*What to do*
Edit the items below so that every "sidebar-item" reads "nav-item" and nothing else changes. Leave the pictures out of your answer.

==*==

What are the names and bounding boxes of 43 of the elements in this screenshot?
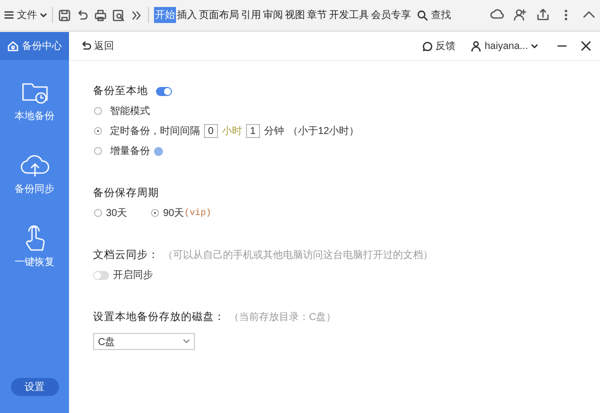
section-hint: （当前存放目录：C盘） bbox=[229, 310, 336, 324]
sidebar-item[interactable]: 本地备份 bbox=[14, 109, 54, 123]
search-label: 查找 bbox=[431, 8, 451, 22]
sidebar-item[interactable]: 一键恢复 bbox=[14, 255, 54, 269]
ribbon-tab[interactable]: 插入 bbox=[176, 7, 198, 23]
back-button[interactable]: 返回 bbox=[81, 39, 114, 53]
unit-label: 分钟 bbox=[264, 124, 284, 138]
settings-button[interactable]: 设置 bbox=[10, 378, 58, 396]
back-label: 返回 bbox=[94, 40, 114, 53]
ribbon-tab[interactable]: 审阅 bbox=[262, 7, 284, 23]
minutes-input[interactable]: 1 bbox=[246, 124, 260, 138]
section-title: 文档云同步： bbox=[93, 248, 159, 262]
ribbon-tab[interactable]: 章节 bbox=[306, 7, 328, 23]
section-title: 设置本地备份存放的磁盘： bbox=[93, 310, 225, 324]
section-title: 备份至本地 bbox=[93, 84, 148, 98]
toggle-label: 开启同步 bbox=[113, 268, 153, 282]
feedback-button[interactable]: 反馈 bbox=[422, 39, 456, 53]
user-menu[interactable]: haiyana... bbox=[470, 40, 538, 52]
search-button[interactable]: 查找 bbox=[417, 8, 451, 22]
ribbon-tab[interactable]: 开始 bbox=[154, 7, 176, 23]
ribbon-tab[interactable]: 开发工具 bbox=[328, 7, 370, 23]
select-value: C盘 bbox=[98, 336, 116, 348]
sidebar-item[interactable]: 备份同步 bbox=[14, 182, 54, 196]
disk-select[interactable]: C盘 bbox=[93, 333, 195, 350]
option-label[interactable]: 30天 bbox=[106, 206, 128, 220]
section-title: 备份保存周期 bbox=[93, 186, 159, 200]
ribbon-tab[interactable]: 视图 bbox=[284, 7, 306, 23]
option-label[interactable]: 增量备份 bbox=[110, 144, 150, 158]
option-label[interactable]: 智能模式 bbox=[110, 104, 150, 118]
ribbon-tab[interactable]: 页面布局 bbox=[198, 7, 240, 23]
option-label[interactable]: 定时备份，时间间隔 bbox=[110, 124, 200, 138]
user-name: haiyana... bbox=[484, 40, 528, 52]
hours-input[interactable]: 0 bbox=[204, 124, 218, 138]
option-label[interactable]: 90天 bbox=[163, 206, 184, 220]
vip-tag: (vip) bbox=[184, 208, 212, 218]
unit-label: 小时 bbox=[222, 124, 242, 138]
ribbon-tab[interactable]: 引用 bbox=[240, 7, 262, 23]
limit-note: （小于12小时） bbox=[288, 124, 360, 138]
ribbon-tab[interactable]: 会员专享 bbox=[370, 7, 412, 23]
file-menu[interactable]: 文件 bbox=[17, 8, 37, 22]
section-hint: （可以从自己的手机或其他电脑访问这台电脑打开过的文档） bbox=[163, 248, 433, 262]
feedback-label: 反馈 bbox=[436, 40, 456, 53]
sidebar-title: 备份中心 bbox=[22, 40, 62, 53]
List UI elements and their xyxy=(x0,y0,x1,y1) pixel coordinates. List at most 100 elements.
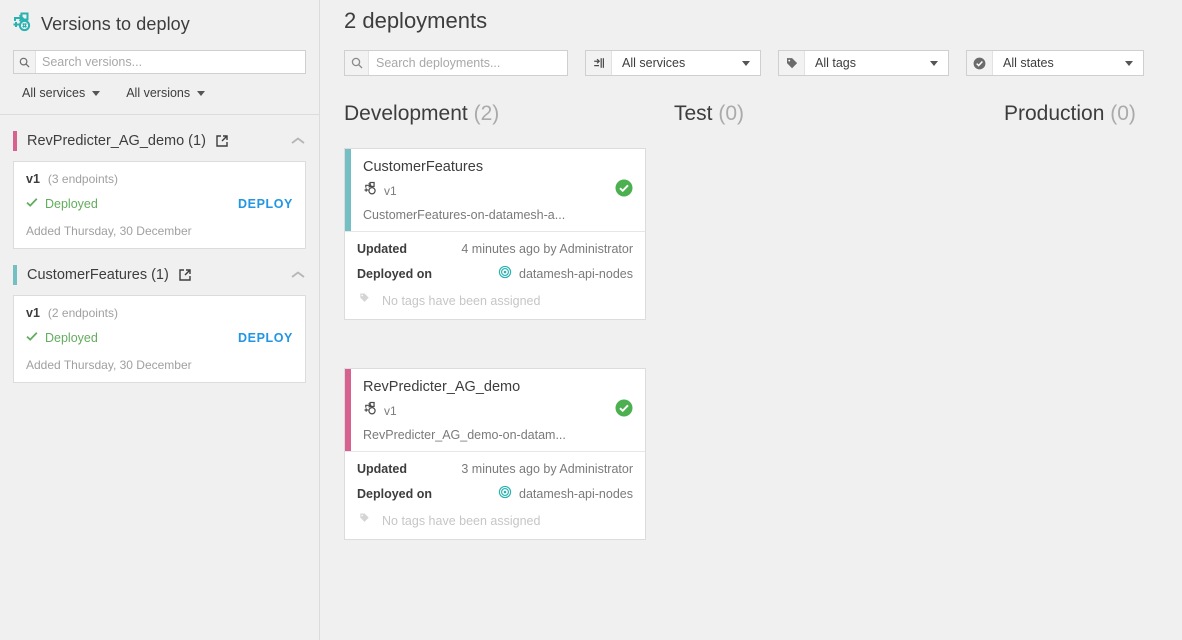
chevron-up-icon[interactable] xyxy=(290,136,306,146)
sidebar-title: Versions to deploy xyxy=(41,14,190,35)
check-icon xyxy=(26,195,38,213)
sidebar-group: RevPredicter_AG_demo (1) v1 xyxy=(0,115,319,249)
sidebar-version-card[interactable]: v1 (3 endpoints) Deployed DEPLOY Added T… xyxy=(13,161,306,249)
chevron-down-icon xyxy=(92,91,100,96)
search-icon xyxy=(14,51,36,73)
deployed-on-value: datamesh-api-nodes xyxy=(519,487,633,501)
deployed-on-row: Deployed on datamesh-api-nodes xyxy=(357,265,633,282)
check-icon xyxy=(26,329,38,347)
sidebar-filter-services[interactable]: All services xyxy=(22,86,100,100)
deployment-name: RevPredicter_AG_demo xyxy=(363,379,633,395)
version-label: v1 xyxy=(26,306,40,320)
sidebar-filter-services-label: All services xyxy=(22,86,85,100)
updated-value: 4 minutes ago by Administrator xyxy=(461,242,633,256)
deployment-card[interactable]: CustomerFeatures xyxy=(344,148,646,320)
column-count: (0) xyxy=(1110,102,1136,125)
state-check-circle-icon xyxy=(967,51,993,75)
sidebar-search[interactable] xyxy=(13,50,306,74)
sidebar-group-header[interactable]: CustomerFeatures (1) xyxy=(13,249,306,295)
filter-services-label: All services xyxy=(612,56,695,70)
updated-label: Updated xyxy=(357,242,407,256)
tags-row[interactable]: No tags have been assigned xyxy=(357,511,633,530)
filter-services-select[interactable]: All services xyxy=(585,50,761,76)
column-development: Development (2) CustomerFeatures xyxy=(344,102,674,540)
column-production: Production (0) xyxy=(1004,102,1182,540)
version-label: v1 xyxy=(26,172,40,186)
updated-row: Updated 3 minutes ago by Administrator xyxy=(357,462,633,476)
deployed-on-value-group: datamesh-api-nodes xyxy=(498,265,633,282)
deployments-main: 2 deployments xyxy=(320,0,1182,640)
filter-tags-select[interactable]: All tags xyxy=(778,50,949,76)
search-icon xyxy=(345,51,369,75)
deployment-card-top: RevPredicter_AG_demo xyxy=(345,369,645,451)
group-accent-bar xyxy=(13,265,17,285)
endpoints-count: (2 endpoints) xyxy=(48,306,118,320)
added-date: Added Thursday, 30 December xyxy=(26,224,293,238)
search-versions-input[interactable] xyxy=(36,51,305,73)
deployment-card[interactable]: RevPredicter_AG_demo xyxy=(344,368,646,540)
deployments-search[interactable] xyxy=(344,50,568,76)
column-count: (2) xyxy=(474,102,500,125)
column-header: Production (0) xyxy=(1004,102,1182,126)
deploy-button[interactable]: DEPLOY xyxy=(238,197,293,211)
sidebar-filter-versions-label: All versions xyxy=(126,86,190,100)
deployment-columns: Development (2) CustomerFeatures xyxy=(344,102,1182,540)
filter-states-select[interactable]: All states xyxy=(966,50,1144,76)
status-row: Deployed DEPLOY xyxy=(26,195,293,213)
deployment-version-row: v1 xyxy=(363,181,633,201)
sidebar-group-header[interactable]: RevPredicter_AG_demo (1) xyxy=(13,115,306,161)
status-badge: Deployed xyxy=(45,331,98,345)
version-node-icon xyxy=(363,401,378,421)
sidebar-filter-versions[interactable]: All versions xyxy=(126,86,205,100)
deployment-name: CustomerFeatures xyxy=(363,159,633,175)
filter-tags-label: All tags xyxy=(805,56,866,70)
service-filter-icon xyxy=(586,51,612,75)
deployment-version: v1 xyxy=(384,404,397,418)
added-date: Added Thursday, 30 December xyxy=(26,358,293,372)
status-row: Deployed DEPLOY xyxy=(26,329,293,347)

==*==

*Finished exercise*
What are the names and bounding boxes of 43 of the elements in this screenshot?
section-hint: （当前存放目录：C盘） bbox=[229, 310, 336, 324]
nav-item[interactable]: 本地备份 bbox=[14, 109, 54, 123]
search-label: 查找 bbox=[431, 8, 451, 22]
nav-item[interactable]: 一键恢复 bbox=[14, 255, 54, 269]
ribbon-tab[interactable]: 插入 bbox=[176, 7, 198, 23]
back-button[interactable]: 返回 bbox=[81, 39, 114, 53]
unit-label: 分钟 bbox=[264, 124, 284, 138]
settings-button[interactable]: 设置 bbox=[10, 378, 58, 396]
back-label: 返回 bbox=[94, 40, 114, 53]
ribbon-tab[interactable]: 审阅 bbox=[262, 7, 284, 23]
minutes-input[interactable]: 1 bbox=[246, 124, 260, 138]
section-title: 文档云同步： bbox=[93, 248, 159, 262]
ribbon-tab[interactable]: 章节 bbox=[306, 7, 328, 23]
section-title: 设置本地备份存放的磁盘： bbox=[93, 310, 225, 324]
section-title: 备份至本地 bbox=[93, 84, 148, 98]
toggle-label: 开启同步 bbox=[113, 268, 153, 282]
feedback-button[interactable]: 反馈 bbox=[422, 39, 456, 53]
user-menu[interactable]: haiyana... bbox=[470, 40, 538, 52]
search-button[interactable]: 查找 bbox=[417, 8, 451, 22]
ribbon-tab[interactable]: 开始 bbox=[154, 7, 176, 23]
ribbon-tab[interactable]: 开发工具 bbox=[328, 7, 370, 23]
select-value: C盘 bbox=[98, 336, 116, 348]
nav-item[interactable]: 备份同步 bbox=[14, 182, 54, 196]
disk-select[interactable]: C盘 bbox=[93, 333, 195, 350]
option-label[interactable]: 30天 bbox=[106, 206, 128, 220]
section-title: 备份保存周期 bbox=[93, 186, 159, 200]
ribbon-tab[interactable]: 视图 bbox=[284, 7, 306, 23]
option-label[interactable]: 增量备份 bbox=[110, 144, 150, 158]
option-label[interactable]: 智能模式 bbox=[110, 104, 150, 118]
ribbon-tab[interactable]: 页面布局 bbox=[198, 7, 240, 23]
option-label[interactable]: 定时备份，时间间隔 bbox=[110, 124, 200, 138]
user-name: haiyana... bbox=[484, 40, 528, 52]
hours-input[interactable]: 0 bbox=[204, 124, 218, 138]
option-label[interactable]: 90天 bbox=[163, 206, 184, 220]
vip-tag: (vip) bbox=[184, 208, 212, 218]
unit-label: 小时 bbox=[222, 124, 242, 138]
ribbon-tab[interactable]: 引用 bbox=[240, 7, 262, 23]
limit-note: （小于12小时） bbox=[288, 124, 360, 138]
ribbon-tab[interactable]: 会员专享 bbox=[370, 7, 412, 23]
file-menu[interactable]: 文件 bbox=[17, 8, 37, 22]
section-hint: （可以从自己的手机或其他电脑访问这台电脑打开过的文档） bbox=[163, 248, 433, 262]
feedback-label: 反馈 bbox=[436, 40, 456, 53]
sidebar-title: 备份中心 bbox=[22, 40, 62, 53]
List UI elements and their xyxy=(x0,y0,x1,y1) pixel coordinates. List at most 100 elements.
chevron-up-icon[interactable] xyxy=(290,136,306,146)
sidebar-title: Versions to deploy xyxy=(41,14,190,35)
check-icon xyxy=(26,195,38,213)
sidebar-group: RevPredicter_AG_demo (1) v1 xyxy=(0,115,319,249)
sidebar-version-card[interactable]: v1 (3 endpoints) Deployed DEPLOY Added T… xyxy=(13,161,306,249)
chevron-down-icon xyxy=(92,91,100,96)
search-icon xyxy=(14,51,36,73)
deployed-on-value: datamesh-api-nodes xyxy=(519,487,633,501)
deployed-on-row: Deployed on datamesh-api-nodes xyxy=(357,265,633,282)
check-icon xyxy=(26,329,38,347)
sidebar-filter-services[interactable]: All services xyxy=(22,86,100,100)
deployment-name: RevPredicter_AG_demo xyxy=(363,379,633,395)
version-label: v1 xyxy=(26,306,40,320)
sidebar-filter-services-label: All services xyxy=(22,86,85,100)
updated-value: 4 minutes ago by Administrator xyxy=(461,242,633,256)
deployment-card[interactable]: CustomerFeatures xyxy=(344,148,646,320)
column-count: (0) xyxy=(1110,102,1136,125)
state-check-circle-icon xyxy=(967,51,993,75)
sidebar-search[interactable] xyxy=(13,50,306,74)
sidebar-group-header[interactable]: CustomerFeatures (1) xyxy=(13,249,306,295)
filter-services-label: All services xyxy=(612,56,695,70)
updated-label: Updated xyxy=(357,242,407,256)
tags-row[interactable]: No tags have been assigned xyxy=(357,511,633,530)
filter-services-select[interactable]: All services xyxy=(585,50,761,76)
column-development: Development (2) CustomerFeatures xyxy=(344,102,674,540)
column-production: Production (0) xyxy=(1004,102,1182,540)
version-label: v1 xyxy=(26,172,40,186)
updated-row: Updated 3 minutes ago by Administrator xyxy=(357,462,633,476)
deployed-on-value-group: datamesh-api-nodes xyxy=(498,265,633,282)
deployments-main: 2 deployments xyxy=(320,0,1182,640)
filter-tags-select[interactable]: All tags xyxy=(778,50,949,76)
search-icon xyxy=(345,51,369,75)
deployment-card-top: RevPredicter_AG_demo xyxy=(345,369,645,451)
group-accent-bar xyxy=(13,265,17,285)
endpoints-count: (2 endpoints) xyxy=(48,306,118,320)
added-date: Added Thursday, 30 December xyxy=(26,224,293,238)
search-versions-input[interactable] xyxy=(36,51,305,73)
deployment-card[interactable]: RevPredicter_AG_demo xyxy=(344,368,646,540)
deployments-search[interactable] xyxy=(344,50,568,76)
column-count: (2) xyxy=(474,102,500,125)
column-header: Production (0) xyxy=(1004,102,1182,126)
deploy-button[interactable]: DEPLOY xyxy=(238,197,293,211)
sidebar-filter-versions-label: All versions xyxy=(126,86,190,100)
deployment-columns: Development (2) CustomerFeatures xyxy=(344,102,1182,540)
filter-states-select[interactable]: All states xyxy=(966,50,1144,76)
status-row: Deployed DEPLOY xyxy=(26,195,293,213)
deployment-version-row: v1 xyxy=(363,181,633,201)
sidebar-group-header[interactable]: RevPredicter_AG_demo (1) xyxy=(13,115,306,161)
status-badge: Deployed xyxy=(45,331,98,345)
version-node-icon xyxy=(363,401,378,421)
sidebar-filter-versions[interactable]: All versions xyxy=(126,86,205,100)
deployment-name: CustomerFeatures xyxy=(363,159,633,175)
filter-tags-label: All tags xyxy=(805,56,866,70)
service-filter-icon xyxy=(586,51,612,75)
deployment-version: v1 xyxy=(384,404,397,418)
added-date: Added Thursday, 30 December xyxy=(26,358,293,372)
status-row: Deployed DEPLOY xyxy=(26,329,293,347)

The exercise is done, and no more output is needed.